### What the task asks
Copy out every line of the data exactly.
::::::::
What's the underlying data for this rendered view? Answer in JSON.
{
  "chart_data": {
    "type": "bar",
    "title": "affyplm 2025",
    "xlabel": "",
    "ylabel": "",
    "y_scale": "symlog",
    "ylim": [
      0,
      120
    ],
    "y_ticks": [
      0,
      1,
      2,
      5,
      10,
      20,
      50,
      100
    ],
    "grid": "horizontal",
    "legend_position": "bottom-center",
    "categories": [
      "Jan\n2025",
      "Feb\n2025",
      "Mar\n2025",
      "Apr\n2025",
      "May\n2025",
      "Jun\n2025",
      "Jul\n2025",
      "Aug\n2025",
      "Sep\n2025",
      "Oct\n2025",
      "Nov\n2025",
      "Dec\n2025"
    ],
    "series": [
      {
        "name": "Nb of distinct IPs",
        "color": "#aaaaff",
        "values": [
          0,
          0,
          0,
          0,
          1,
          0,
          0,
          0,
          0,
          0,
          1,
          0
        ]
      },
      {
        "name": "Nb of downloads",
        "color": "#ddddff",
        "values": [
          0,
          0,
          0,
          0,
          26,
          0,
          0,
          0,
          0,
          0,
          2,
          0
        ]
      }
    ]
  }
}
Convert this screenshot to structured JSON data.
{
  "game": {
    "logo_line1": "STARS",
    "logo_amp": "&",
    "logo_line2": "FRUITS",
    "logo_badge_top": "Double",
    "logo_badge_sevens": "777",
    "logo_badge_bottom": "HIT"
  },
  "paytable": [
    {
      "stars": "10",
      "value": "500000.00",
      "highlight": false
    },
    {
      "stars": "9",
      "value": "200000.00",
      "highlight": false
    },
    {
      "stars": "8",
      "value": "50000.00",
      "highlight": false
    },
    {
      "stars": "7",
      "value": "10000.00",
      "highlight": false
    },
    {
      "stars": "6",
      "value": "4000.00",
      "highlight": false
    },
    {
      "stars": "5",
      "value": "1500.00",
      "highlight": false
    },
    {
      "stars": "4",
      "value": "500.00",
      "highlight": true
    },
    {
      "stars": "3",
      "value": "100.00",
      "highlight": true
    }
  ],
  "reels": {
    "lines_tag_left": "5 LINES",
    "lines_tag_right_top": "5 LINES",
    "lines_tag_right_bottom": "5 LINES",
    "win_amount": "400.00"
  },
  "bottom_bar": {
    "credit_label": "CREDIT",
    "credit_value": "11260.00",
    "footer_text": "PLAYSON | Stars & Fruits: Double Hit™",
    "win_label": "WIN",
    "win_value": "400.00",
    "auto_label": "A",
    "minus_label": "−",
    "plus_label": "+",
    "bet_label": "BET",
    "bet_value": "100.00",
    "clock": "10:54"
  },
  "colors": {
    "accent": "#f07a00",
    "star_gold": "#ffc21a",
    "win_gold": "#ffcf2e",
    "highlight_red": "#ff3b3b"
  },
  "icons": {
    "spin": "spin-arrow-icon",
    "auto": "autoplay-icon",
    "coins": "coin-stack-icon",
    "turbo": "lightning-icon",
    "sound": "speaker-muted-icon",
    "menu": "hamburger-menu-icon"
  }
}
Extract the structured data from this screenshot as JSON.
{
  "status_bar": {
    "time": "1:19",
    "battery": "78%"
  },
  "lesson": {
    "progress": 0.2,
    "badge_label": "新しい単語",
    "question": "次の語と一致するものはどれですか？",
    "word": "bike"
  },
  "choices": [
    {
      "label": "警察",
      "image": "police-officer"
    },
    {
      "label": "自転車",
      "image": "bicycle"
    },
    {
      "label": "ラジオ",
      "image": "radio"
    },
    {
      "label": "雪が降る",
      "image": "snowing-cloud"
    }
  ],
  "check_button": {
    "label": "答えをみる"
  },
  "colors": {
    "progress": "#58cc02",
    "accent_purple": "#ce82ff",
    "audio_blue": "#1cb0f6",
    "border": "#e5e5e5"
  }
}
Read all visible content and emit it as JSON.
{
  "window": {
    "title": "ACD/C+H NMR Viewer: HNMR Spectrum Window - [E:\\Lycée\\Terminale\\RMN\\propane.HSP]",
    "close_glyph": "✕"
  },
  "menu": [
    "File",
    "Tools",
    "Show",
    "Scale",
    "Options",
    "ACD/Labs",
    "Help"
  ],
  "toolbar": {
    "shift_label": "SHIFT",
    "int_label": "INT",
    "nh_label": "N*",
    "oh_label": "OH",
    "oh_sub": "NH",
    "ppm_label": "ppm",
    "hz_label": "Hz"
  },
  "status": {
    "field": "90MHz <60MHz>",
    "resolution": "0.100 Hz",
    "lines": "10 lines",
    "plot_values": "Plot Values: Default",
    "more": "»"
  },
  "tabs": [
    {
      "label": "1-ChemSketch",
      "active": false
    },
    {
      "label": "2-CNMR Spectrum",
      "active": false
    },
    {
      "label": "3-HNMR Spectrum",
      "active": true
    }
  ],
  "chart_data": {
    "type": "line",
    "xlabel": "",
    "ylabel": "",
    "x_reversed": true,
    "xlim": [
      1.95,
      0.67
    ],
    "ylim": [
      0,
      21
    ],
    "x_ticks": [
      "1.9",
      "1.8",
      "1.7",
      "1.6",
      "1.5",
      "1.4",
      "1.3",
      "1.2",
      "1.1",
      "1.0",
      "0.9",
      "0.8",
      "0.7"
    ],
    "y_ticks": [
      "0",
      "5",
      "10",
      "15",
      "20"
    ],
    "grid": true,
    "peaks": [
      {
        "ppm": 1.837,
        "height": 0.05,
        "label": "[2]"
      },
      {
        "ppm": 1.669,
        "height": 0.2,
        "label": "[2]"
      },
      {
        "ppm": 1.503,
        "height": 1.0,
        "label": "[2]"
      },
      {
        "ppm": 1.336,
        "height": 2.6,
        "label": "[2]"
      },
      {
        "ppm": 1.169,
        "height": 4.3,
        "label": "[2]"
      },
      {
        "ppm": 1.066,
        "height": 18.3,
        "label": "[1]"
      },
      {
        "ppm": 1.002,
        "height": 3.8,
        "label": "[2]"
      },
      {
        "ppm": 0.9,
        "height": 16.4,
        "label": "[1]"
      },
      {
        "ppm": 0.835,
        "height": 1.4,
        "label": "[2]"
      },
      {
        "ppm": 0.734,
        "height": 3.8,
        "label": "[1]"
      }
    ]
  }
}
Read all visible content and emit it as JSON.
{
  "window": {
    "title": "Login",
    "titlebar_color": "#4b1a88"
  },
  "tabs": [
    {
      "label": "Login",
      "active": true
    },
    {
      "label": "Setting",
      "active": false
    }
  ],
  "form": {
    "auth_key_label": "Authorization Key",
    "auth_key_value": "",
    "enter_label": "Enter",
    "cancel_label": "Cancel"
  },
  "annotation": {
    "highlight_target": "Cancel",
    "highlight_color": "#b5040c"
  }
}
::::::::
### The solution
What's the underlying data for this rendered view? Answer in JSON.
{
  "chart_data": {
    "type": "bar",
    "title": "affyplm 2025",
    "xlabel": "",
    "ylabel": "",
    "y_scale": "symlog",
    "ylim": [
      0,
      120
    ],
    "y_ticks": [
      0,
      1,
      2,
      5,
      10,
      20,
      50,
      100
    ],
    "grid": "horizontal",
    "legend_position": "bottom-center",
    "categories": [
      "Jan\n2025",
      "Feb\n2025",
      "Mar\n2025",
      "Apr\n2025",
      "May\n2025",
      "Jun\n2025",
      "Jul\n2025",
      "Aug\n2025",
      "Sep\n2025",
      "Oct\n2025",
      "Nov\n2025",
      "Dec\n2025"
    ],
    "series": [
      {
        "name": "Nb of distinct IPs",
        "color": "#aaaaff",
        "values": [
          0,
          0,
          0,
          0,
          1,
          0,
          0,
          0,
          0,
          0,
          1,
          0
        ]
      },
      {
        "name": "Nb of downloads",
        "color": "#ddddff",
        "values": [
          0,
          0,
          0,
          0,
          26,
          0,
          0,
          0,
          0,
          0,
          2,
          0
        ]
      }
    ]
  }
}
Convert this screenshot to structured JSON data.
{
  "game": {
    "logo_line1": "STARS",
    "logo_amp": "&",
    "logo_line2": "FRUITS",
    "logo_badge_top": "Double",
    "logo_badge_sevens": "777",
    "logo_badge_bottom": "HIT"
  },
  "paytable": [
    {
      "stars": "10",
      "value": "500000.00",
      "highlight": false
    },
    {
      "stars": "9",
      "value": "200000.00",
      "highlight": false
    },
    {
      "stars": "8",
      "value": "50000.00",
      "highlight": false
    },
    {
      "stars": "7",
      "value": "10000.00",
      "highlight": false
    },
    {
      "stars": "6",
      "value": "4000.00",
      "highlight": false
    },
    {
      "stars": "5",
      "value": "1500.00",
      "highlight": false
    },
    {
      "stars": "4",
      "value": "500.00",
      "highlight": true
    },
    {
      "stars": "3",
      "value": "100.00",
      "highlight": true
    }
  ],
  "reels": {
    "lines_tag_left": "5 LINES",
    "lines_tag_right_top": "5 LINES",
    "lines_tag_right_bottom": "5 LINES",
    "win_amount": "400.00"
  },
  "bottom_bar": {
    "credit_label": "CREDIT",
    "credit_value": "11260.00",
    "footer_text": "PLAYSON | Stars & Fruits: Double Hit™",
    "win_label": "WIN",
    "win_value": "400.00",
    "auto_label": "A",
    "minus_label": "−",
    "plus_label": "+",
    "bet_label": "BET",
    "bet_value": "100.00",
    "clock": "10:54"
  },
  "colors": {
    "accent": "#f07a00",
    "star_gold": "#ffc21a",
    "win_gold": "#ffcf2e",
    "highlight_red": "#ff3b3b"
  },
  "icons": {
    "spin": "spin-arrow-icon",
    "auto": "autoplay-icon",
    "coins": "coin-stack-icon",
    "turbo": "lightning-icon",
    "sound": "speaker-muted-icon",
    "menu": "hamburger-menu-icon"
  }
}
Extract the structured data from this screenshot as JSON.
{
  "status_bar": {
    "time": "1:19",
    "battery": "78%"
  },
  "lesson": {
    "progress": 0.2,
    "badge_label": "新しい単語",
    "question": "次の語と一致するものはどれですか？",
    "word": "bike"
  },
  "choices": [
    {
      "label": "警察",
      "image": "police-officer"
    },
    {
      "label": "自転車",
      "image": "bicycle"
    },
    {
      "label": "ラジオ",
      "image": "radio"
    },
    {
      "label": "雪が降る",
      "image": "snowing-cloud"
    }
  ],
  "check_button": {
    "label": "答えをみる"
  },
  "colors": {
    "progress": "#58cc02",
    "accent_purple": "#ce82ff",
    "audio_blue": "#1cb0f6",
    "border": "#e5e5e5"
  }
}
Read all visible content and emit it as JSON.
{
  "window": {
    "title": "ACD/C+H NMR Viewer: HNMR Spectrum Window - [E:\\Lycée\\Terminale\\RMN\\propane.HSP]",
    "close_glyph": "✕"
  },
  "menu": [
    "File",
    "Tools",
    "Show",
    "Scale",
    "Options",
    "ACD/Labs",
    "Help"
  ],
  "toolbar": {
    "shift_label": "SHIFT",
    "int_label": "INT",
    "nh_label": "N*",
    "oh_label": "OH",
    "oh_sub": "NH",
    "ppm_label": "ppm",
    "hz_label": "Hz"
  },
  "status": {
    "field": "90MHz <60MHz>",
    "resolution": "0.100 Hz",
    "lines": "10 lines",
    "plot_values": "Plot Values: Default",
    "more": "»"
  },
  "tabs": [
    {
      "label": "1-ChemSketch",
      "active": false
    },
    {
      "label": "2-CNMR Spectrum",
      "active": false
    },
    {
      "label": "3-HNMR Spectrum",
      "active": true
    }
  ],
  "chart_data": {
    "type": "line",
    "xlabel": "",
    "ylabel": "",
    "x_reversed": true,
    "xlim": [
      1.95,
      0.67
    ],
    "ylim": [
      0,
      21
    ],
    "x_ticks": [
      "1.9",
      "1.8",
      "1.7",
      "1.6",
      "1.5",
      "1.4",
      "1.3",
      "1.2",
      "1.1",
      "1.0",
      "0.9",
      "0.8",
      "0.7"
    ],
    "y_ticks": [
      "0",
      "5",
      "10",
      "15",
      "20"
    ],
    "grid": true,
    "peaks": [
      {
        "ppm": 1.837,
        "height": 0.05,
        "label": "[2]"
      },
      {
        "ppm": 1.669,
        "height": 0.2,
        "label": "[2]"
      },
      {
        "ppm": 1.503,
        "height": 1.0,
        "label": "[2]"
      },
      {
        "ppm": 1.336,
        "height": 2.6,
        "label": "[2]"
      },
      {
        "ppm": 1.169,
        "height": 4.3,
        "label": "[2]"
      },
      {
        "ppm": 1.066,
        "height": 18.3,
        "label": "[1]"
      },
      {
        "ppm": 1.002,
        "height": 3.8,
        "label": "[2]"
      },
      {
        "ppm": 0.9,
        "height": 16.4,
        "label": "[1]"
      },
      {
        "ppm": 0.835,
        "height": 1.4,
        "label": "[2]"
      },
      {
        "ppm": 0.734,
        "height": 3.8,
        "label": "[1]"
      }
    ]
  }
}
Read all visible content and emit it as JSON.
{
  "window": {
    "title": "Login",
    "titlebar_color": "#4b1a88"
  },
  "tabs": [
    {
      "label": "Login",
      "active": true
    },
    {
      "label": "Setting",
      "active": false
    }
  ],
  "form": {
    "auth_key_label": "Authorization Key",
    "auth_key_value": "",
    "enter_label": "Enter",
    "cancel_label": "Cancel"
  },
  "annotation": {
    "highlight_target": "Cancel",
    "highlight_color": "#b5040c"
  }
}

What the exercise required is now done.